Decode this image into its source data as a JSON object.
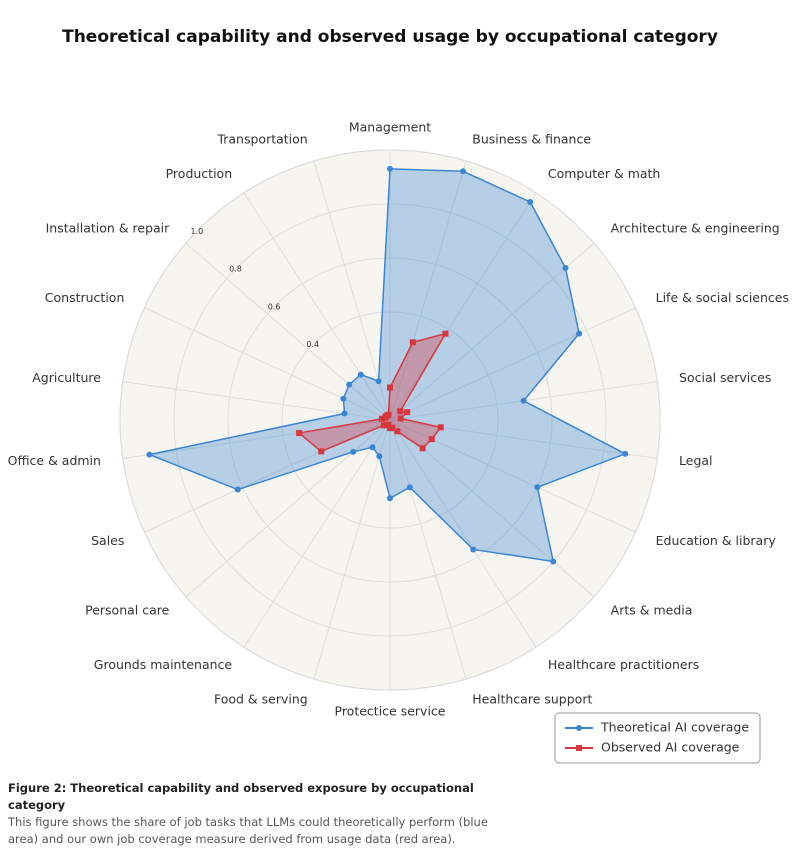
{
  "chart_data": {
    "type": "radar",
    "title": "Theoretical capability and observed usage by occupational category",
    "categories": [
      "Management",
      "Business & finance",
      "Computer & math",
      "Architecture & engineering",
      "Life & social sciences",
      "Social services",
      "Legal",
      "Education & library",
      "Arts & media",
      "Healthcare practitioners",
      "Healthcare support",
      "Protectice service",
      "Food & serving",
      "Grounds maintenance",
      "Personal care",
      "Sales",
      "Office & admin",
      "Agriculture",
      "Construction",
      "Installation & repair",
      "Production",
      "Transportation"
    ],
    "series": [
      {
        "name": "Theoretical AI coverage",
        "color": "#3b86d4",
        "values": [
          0.93,
          0.96,
          0.96,
          0.86,
          0.77,
          0.5,
          0.88,
          0.6,
          0.8,
          0.57,
          0.26,
          0.29,
          0.14,
          0.12,
          0.18,
          0.62,
          0.9,
          0.17,
          0.19,
          0.2,
          0.2,
          0.15
        ]
      },
      {
        "name": "Observed AI coverage",
        "color": "#d9363e",
        "values": [
          0.12,
          0.3,
          0.38,
          0.05,
          0.07,
          0.04,
          0.19,
          0.17,
          0.16,
          0.05,
          0.03,
          0.03,
          0.02,
          0.02,
          0.03,
          0.28,
          0.34,
          0.03,
          0.02,
          0.02,
          0.02,
          0.02
        ]
      }
    ],
    "ylim": [
      0,
      1
    ],
    "yticks": [
      0.4,
      0.6,
      0.8,
      {
        "value": 1,
        "label": "1.0"
      }
    ],
    "legend": "lower right",
    "caption": {
      "title": "Figure 2: Theoretical capability and observed exposure by occupational category",
      "text": "This figure shows the share of job tasks that LLMs could theoretically perform (blue area) and our own job coverage measure derived from usage data (red area)."
    }
  }
}
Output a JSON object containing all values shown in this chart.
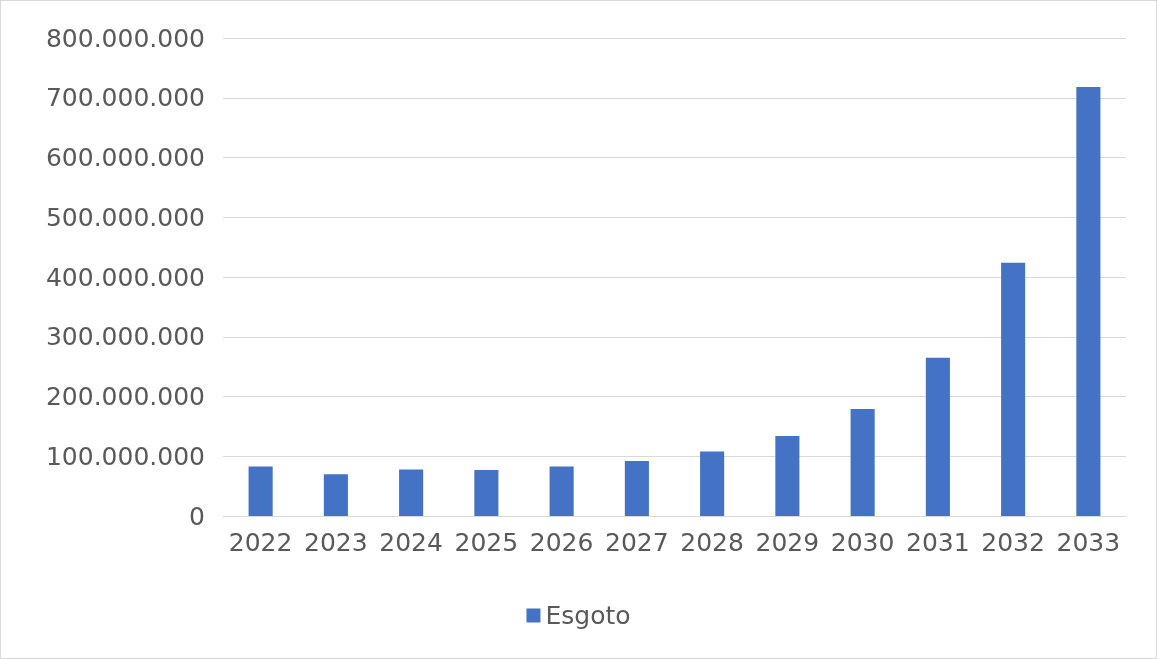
{
  "chart_data": {
    "type": "bar",
    "categories": [
      "2022",
      "2023",
      "2024",
      "2025",
      "2026",
      "2027",
      "2028",
      "2029",
      "2030",
      "2031",
      "2032",
      "2033"
    ],
    "series": [
      {
        "name": "Esgoto",
        "color": "#4472c4",
        "values": [
          83000000,
          70000000,
          78000000,
          77000000,
          83000000,
          92000000,
          108000000,
          134000000,
          179000000,
          265000000,
          424000000,
          718000000
        ]
      }
    ],
    "ylim": [
      0,
      800000000
    ],
    "yticks": [
      0,
      {
        "value": 100000000,
        "label": "100.000.000"
      },
      {
        "value": 200000000,
        "label": "200.000.000"
      },
      {
        "value": 300000000,
        "label": "300.000.000"
      },
      {
        "value": 400000000,
        "label": "400.000.000"
      },
      {
        "value": 500000000,
        "label": "500.000.000"
      },
      {
        "value": 600000000,
        "label": "600.000.000"
      },
      {
        "value": 700000000,
        "label": "700.000.000"
      },
      {
        "value": 800000000,
        "label": "800.000.000"
      }
    ],
    "grid": "y",
    "legend": "bottom"
  }
}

────

With the pictures omitted, reproduce the records in full and exactly.

■ The output:
Decode this image into its source data as a JSON object.
{
  "chart_data": {
    "type": "radar",
    "title": "Theoretical capability and observed usage by occupational category",
    "categories": [
      "Management",
      "Business & finance",
      "Computer & math",
      "Architecture & engineering",
      "Life & social sciences",
      "Social services",
      "Legal",
      "Education & library",
      "Arts & media",
      "Healthcare practitioners",
      "Healthcare support",
      "Protectice service",
      "Food & serving",
      "Grounds maintenance",
      "Personal care",
      "Sales",
      "Office & admin",
      "Agriculture",
      "Construction",
      "Installation & repair",
      "Production",
      "Transportation"
    ],
    "series": [
      {
        "name": "Theoretical AI coverage",
        "color": "#3b86d4",
        "values": [
          0.93,
          0.96,
          0.96,
          0.86,
          0.77,
          0.5,
          0.88,
          0.6,
          0.8,
          0.57,
          0.26,
          0.29,
          0.14,
          0.12,
          0.18,
          0.62,
          0.9,
          0.17,
          0.19,
          0.2,
          0.2,
          0.15
        ]
      },
      {
        "name": "Observed AI coverage",
        "color": "#d9363e",
        "values": [
          0.12,
          0.3,
          0.38,
          0.05,
          0.07,
          0.04,
          0.19,
          0.17,
          0.16,
          0.05,
          0.03,
          0.03,
          0.02,
          0.02,
          0.03,
          0.28,
          0.34,
          0.03,
          0.02,
          0.02,
          0.02,
          0.02
        ]
      }
    ],
    "ylim": [
      0,
      1
    ],
    "yticks": [
      0.4,
      0.6,
      0.8,
      {
        "value": 1,
        "label": "1.0"
      }
    ],
    "legend": "lower right",
    "caption": {
      "title": "Figure 2: Theoretical capability and observed exposure by occupational category",
      "text": "This figure shows the share of job tasks that LLMs could theoretically perform (blue area) and our own job coverage measure derived from usage data (red area)."
    }
  }
}
Output a JSON object containing all values shown in this chart.
{
  "chart_data": {
    "type": "bar",
    "categories": [
      "2022",
      "2023",
      "2024",
      "2025",
      "2026",
      "2027",
      "2028",
      "2029",
      "2030",
      "2031",
      "2032",
      "2033"
    ],
    "series": [
      {
        "name": "Esgoto",
        "color": "#4472c4",
        "values": [
          83000000,
          70000000,
          78000000,
          77000000,
          83000000,
          92000000,
          108000000,
          134000000,
          179000000,
          265000000,
          424000000,
          718000000
        ]
      }
    ],
    "ylim": [
      0,
      800000000
    ],
    "yticks": [
      0,
      {
        "value": 100000000,
        "label": "100.000.000"
      },
      {
        "value": 200000000,
        "label": "200.000.000"
      },
      {
        "value": 300000000,
        "label": "300.000.000"
      },
      {
        "value": 400000000,
        "label": "400.000.000"
      },
      {
        "value": 500000000,
        "label": "500.000.000"
      },
      {
        "value": 600000000,
        "label": "600.000.000"
      },
      {
        "value": 700000000,
        "label": "700.000.000"
      },
      {
        "value": 800000000,
        "label": "800.000.000"
      }
    ],
    "grid": "y",
    "legend": "bottom"
  }
}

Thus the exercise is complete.